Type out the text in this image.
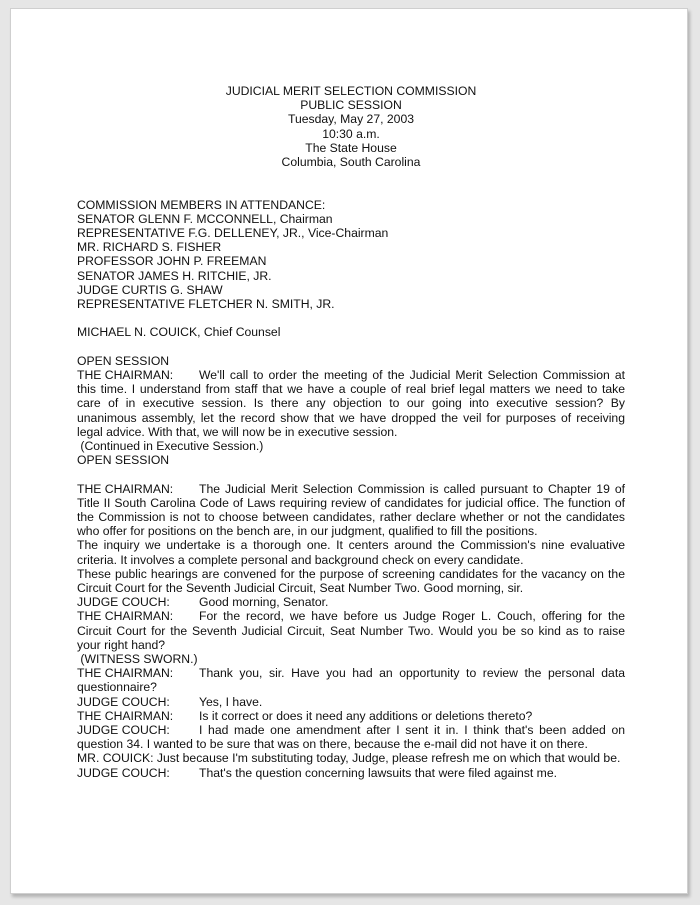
JUDICIAL MERIT SELECTION COMMISSION
PUBLIC SESSION
Tuesday, May 27, 2003
10:30 a.m.
The State House
Columbia, South Carolina
COMMISSION MEMBERS IN ATTENDANCE:
SENATOR GLENN F. MCCONNELL, Chairman
REPRESENTATIVE F.G. DELLENEY, JR., Vice-Chairman
MR. RICHARD S. FISHER
PROFESSOR JOHN P. FREEMAN
SENATOR JAMES H. RITCHIE, JR.
JUDGE CURTIS G. SHAW
REPRESENTATIVE FLETCHER N. SMITH, JR.
MICHAEL N. COUICK, Chief Counsel
OPEN SESSION
THE CHAIRMAN: We'll call to order the meeting of the Judicial Merit Selection Commission at this time. I understand from staff that we have a couple of real brief legal matters we need to take care of in executive session. Is there any objection to our going into executive session? By unanimous assembly, let the record show that we have dropped the veil for purposes of receiving legal advice. With that, we will now be in executive session.
(Continued in Executive Session.)
OPEN SESSION
THE CHAIRMAN: The Judicial Merit Selection Commission is called pursuant to Chapter 19 of Title II South Carolina Code of Laws requiring review of candidates for judicial office. The function of the Commission is not to choose between candidates, rather declare whether or not the candidates who offer for positions on the bench are, in our judgment, qualified to fill the positions.
The inquiry we undertake is a thorough one. It centers around the Commission's nine evaluative criteria. It involves a complete personal and background check on every candidate.
These public hearings are convened for the purpose of screening candidates for the vacancy on the Circuit Court for the Seventh Judicial Circuit, Seat Number Two. Good morning, sir.
JUDGE COUCH: Good morning, Senator.
THE CHAIRMAN: For the record, we have before us Judge Roger L. Couch, offering for the Circuit Court for the Seventh Judicial Circuit, Seat Number Two. Would you be so kind as to raise your right hand?
(WITNESS SWORN.)
THE CHAIRMAN: Thank you, sir. Have you had an opportunity to review the personal data questionnaire?
JUDGE COUCH: Yes, I have.
THE CHAIRMAN: Is it correct or does it need any additions or deletions thereto?
JUDGE COUCH: I had made one amendment after I sent it in. I think that's been added on question 34. I wanted to be sure that was on there, because the e-mail did not have it on there.
MR. COUICK: Just because I'm substituting today, Judge, please refresh me on which that would be.
JUDGE COUCH: That's the question concerning lawsuits that were filed against me.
-=-=-
Look through the lines above and collect those with the word "Good".

◆ Written response:
These public hearings are convened for the purpose of screening candidates for the vacancy on the Circuit Court for the Seventh Judicial Circuit, Seat Number Two. Good morning, sir.
JUDGE COUCH: Good morning, Senator.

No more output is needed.